## Dataset extract
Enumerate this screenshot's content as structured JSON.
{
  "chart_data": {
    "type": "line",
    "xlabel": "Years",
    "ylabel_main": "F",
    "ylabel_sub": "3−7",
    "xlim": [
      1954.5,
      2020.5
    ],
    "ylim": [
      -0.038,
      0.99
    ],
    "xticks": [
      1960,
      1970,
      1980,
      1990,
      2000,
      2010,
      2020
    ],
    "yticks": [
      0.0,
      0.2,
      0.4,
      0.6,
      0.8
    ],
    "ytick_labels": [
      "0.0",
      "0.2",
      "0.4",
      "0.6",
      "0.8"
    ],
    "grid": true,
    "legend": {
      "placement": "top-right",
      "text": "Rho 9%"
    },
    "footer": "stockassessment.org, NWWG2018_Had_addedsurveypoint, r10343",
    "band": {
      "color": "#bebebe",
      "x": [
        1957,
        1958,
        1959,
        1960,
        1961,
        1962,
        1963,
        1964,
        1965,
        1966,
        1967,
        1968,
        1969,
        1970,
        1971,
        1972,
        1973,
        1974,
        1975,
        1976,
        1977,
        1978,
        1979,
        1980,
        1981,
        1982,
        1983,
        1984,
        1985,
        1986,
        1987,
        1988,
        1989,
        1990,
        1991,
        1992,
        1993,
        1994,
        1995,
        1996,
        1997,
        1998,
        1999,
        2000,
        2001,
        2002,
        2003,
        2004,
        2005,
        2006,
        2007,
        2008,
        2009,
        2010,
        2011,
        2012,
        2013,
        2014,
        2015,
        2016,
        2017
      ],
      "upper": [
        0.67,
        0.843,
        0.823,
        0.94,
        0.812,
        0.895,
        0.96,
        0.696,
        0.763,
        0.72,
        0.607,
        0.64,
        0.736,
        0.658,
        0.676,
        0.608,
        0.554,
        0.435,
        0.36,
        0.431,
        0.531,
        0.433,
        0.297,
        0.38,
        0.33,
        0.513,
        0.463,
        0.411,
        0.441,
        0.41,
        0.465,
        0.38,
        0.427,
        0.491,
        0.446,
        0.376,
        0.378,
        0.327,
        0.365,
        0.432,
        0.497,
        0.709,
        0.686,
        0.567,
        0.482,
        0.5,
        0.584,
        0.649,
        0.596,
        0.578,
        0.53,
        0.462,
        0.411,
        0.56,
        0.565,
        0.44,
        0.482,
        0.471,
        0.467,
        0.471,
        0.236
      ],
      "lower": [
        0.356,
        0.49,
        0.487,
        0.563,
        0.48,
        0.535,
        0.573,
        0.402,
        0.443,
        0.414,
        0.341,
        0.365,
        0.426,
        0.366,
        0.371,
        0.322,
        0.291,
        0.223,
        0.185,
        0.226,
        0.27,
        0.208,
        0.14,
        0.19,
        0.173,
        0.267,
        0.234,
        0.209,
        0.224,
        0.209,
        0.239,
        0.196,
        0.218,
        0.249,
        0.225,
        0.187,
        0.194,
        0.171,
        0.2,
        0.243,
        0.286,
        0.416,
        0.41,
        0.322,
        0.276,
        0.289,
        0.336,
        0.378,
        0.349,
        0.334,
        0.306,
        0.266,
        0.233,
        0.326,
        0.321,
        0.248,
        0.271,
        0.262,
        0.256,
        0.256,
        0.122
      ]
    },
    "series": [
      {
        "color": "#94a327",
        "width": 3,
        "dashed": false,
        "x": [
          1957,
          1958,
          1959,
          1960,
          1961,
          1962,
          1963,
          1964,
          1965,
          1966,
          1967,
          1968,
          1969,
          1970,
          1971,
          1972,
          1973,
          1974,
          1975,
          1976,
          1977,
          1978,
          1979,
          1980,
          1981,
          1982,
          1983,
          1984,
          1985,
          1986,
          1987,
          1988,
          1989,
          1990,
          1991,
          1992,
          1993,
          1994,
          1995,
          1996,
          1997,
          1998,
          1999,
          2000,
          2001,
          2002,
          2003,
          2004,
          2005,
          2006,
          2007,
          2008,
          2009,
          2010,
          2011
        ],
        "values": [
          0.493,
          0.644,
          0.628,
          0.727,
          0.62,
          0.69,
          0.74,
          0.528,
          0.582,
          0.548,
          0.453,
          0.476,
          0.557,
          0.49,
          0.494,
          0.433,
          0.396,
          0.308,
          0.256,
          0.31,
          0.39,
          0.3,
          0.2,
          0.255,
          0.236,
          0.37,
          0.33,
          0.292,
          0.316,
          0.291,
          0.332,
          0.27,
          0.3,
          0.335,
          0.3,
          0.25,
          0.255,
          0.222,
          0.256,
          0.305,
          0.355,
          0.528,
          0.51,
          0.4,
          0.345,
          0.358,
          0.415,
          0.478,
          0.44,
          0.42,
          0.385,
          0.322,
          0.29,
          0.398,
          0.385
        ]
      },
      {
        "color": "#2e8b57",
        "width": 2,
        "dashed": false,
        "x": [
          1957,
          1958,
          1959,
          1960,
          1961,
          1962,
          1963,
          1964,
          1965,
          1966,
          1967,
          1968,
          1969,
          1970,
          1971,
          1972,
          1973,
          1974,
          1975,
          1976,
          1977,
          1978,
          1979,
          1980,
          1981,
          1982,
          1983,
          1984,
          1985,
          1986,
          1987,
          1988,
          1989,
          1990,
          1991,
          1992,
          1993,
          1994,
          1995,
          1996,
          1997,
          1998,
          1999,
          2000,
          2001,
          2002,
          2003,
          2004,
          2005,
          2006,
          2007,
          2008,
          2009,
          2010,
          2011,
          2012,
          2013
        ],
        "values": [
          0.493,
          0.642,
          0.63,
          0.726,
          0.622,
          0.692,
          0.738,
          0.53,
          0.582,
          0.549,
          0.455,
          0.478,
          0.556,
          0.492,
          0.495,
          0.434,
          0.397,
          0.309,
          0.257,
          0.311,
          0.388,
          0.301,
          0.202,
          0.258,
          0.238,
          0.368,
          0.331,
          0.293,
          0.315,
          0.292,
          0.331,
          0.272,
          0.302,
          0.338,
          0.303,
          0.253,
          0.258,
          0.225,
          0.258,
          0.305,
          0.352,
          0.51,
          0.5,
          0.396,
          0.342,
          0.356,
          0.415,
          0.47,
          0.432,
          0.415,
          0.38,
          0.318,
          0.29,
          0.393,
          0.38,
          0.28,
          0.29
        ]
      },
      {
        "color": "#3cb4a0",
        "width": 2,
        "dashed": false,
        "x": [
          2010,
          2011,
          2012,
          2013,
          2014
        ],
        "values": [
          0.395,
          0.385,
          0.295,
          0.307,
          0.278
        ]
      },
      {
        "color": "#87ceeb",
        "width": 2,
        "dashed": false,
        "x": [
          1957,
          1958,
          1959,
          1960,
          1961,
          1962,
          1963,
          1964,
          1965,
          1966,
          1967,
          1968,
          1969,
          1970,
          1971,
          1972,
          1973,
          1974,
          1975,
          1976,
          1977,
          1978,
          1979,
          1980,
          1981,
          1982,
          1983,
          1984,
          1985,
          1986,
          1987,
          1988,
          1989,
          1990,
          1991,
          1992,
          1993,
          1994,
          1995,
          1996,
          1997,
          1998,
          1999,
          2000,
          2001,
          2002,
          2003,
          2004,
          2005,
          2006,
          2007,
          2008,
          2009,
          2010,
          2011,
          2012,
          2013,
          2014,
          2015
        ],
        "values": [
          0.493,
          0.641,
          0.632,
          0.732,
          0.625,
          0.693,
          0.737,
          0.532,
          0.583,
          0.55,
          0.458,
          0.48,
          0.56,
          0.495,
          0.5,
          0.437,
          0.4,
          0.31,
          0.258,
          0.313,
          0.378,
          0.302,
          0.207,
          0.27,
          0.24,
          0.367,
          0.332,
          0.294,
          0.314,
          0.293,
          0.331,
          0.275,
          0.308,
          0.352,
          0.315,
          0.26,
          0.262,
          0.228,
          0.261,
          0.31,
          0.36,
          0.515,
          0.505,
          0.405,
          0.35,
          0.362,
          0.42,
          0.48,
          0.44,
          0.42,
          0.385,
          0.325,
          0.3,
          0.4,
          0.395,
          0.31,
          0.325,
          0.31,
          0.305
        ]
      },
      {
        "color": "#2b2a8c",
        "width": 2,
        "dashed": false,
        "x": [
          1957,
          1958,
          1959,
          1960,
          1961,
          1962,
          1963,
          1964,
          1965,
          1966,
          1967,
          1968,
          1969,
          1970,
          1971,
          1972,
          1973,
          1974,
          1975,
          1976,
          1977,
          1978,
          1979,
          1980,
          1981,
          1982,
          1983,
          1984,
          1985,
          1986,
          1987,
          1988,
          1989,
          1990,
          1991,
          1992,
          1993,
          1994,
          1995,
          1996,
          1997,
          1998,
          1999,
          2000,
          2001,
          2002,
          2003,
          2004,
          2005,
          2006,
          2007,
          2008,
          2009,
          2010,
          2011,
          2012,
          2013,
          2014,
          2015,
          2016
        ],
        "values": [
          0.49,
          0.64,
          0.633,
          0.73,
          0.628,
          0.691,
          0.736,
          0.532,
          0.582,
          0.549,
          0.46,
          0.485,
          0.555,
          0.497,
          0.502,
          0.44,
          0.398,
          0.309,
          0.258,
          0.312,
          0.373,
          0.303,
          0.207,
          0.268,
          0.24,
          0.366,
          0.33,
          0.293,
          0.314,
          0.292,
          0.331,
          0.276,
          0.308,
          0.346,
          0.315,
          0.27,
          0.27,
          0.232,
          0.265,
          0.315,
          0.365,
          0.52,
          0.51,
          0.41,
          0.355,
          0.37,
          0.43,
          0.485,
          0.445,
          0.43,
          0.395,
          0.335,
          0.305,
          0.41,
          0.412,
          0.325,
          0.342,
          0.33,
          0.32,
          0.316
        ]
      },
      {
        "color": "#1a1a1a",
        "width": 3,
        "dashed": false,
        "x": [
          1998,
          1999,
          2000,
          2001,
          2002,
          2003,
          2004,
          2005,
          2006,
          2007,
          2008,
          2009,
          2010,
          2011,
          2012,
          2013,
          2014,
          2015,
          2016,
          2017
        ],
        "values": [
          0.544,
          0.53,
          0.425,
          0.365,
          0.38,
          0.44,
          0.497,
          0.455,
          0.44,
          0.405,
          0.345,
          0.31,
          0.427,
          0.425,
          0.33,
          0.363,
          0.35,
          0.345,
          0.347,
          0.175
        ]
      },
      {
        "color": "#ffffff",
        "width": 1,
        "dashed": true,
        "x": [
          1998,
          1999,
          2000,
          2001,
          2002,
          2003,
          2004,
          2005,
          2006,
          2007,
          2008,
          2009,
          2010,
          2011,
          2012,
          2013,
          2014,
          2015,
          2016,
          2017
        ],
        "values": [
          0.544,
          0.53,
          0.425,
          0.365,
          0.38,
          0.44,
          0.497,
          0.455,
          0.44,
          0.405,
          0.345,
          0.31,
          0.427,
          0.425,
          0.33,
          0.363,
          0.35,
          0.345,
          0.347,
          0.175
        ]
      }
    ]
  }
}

## Given task
Wherever the string "color" appears in the entries above, list that line.

## Output for this task
      "color": "#bebebe",
        "color": "#94a327",
        "color": "#2e8b57",
        "color": "#3cb4a0",
        "color": "#87ceeb",
        "color": "#2b2a8c",
        "color": "#1a1a1a",
        "color": "#ffffff",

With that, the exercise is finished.